WRITTEN PROBLEM
Collect all lines from the listing that include the string "nibh".

[Dataset records]
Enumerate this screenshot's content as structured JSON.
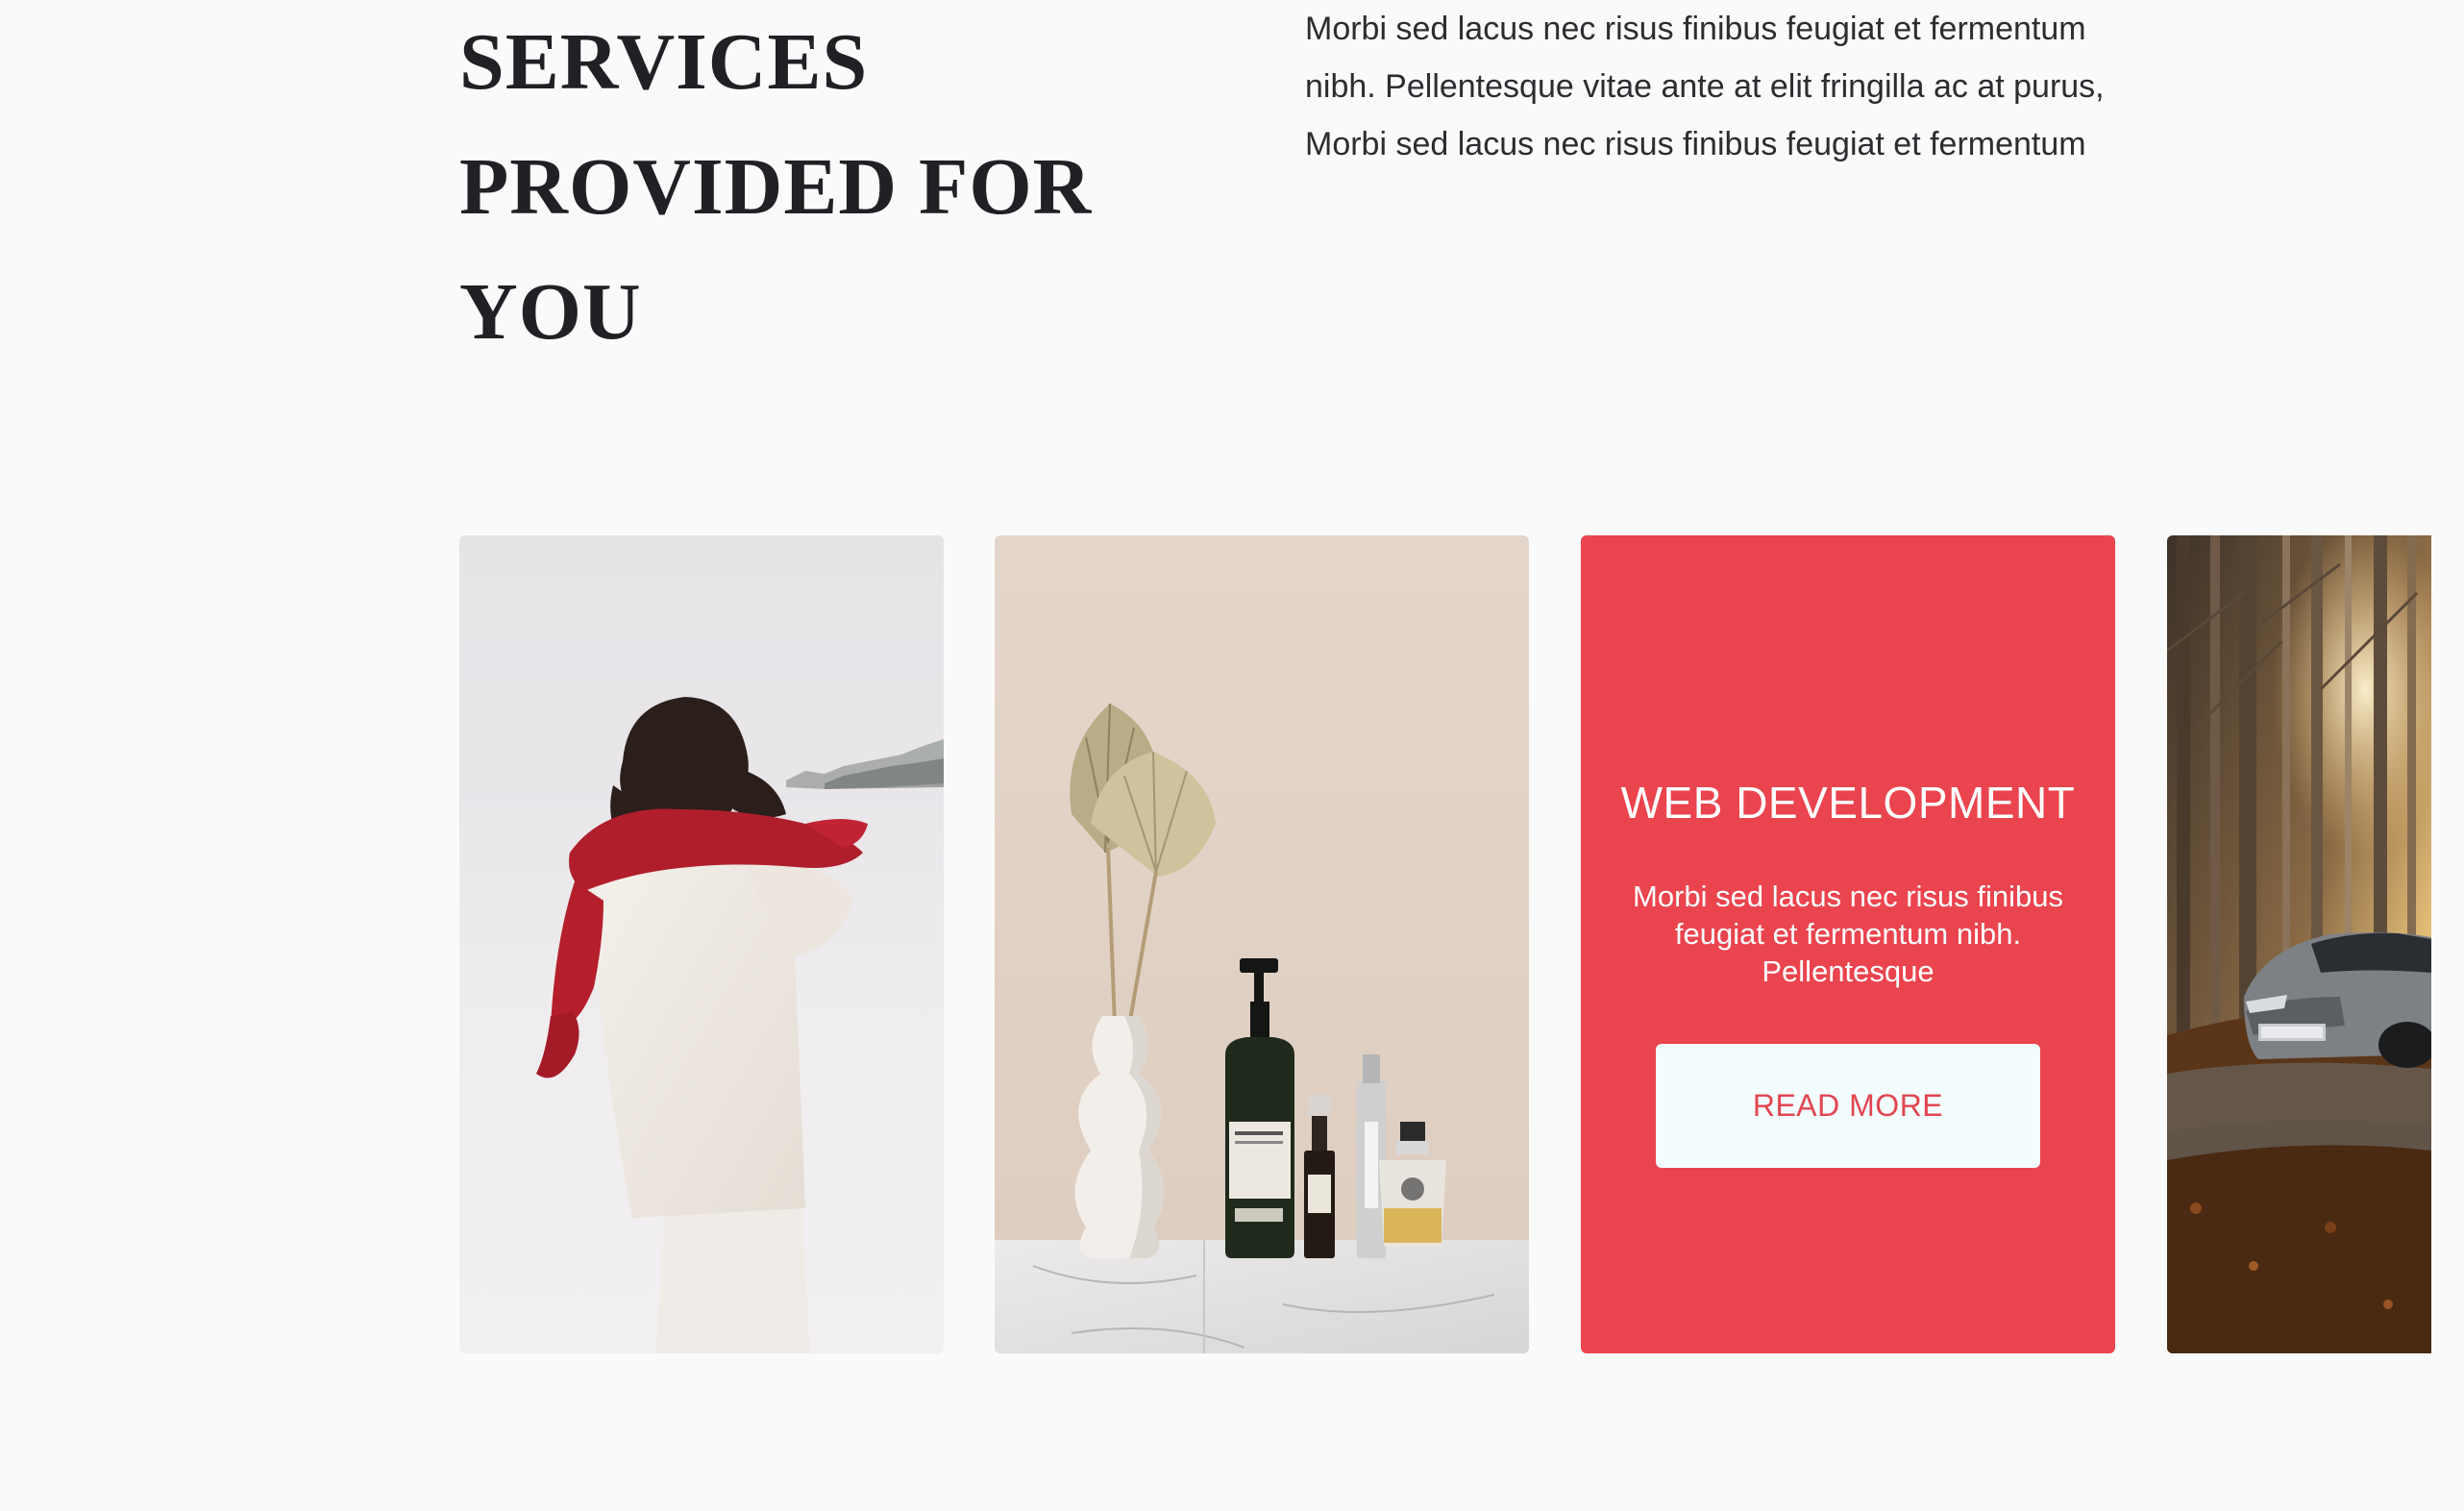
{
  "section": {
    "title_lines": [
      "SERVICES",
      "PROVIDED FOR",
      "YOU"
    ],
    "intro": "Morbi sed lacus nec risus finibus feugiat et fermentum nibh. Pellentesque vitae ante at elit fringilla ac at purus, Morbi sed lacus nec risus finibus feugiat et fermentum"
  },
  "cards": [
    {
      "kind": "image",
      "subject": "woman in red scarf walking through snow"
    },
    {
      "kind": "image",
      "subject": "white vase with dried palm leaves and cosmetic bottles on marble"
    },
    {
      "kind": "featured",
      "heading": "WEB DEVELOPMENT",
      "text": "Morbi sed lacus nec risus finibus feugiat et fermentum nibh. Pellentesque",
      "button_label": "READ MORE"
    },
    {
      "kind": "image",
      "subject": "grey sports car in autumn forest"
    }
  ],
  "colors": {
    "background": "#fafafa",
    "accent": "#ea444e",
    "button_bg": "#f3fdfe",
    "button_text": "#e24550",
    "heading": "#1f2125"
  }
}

TASK OUTPUT
    "intro": "Morbi sed lacus nec risus finibus feugiat et fermentum nibh. Pellentesque vitae ante at elit fringilla ac at purus, Morbi sed lacus nec risus finibus feugiat et fermentum"
      "text": "Morbi sed lacus nec risus finibus feugiat et fermentum nibh. Pellentesque",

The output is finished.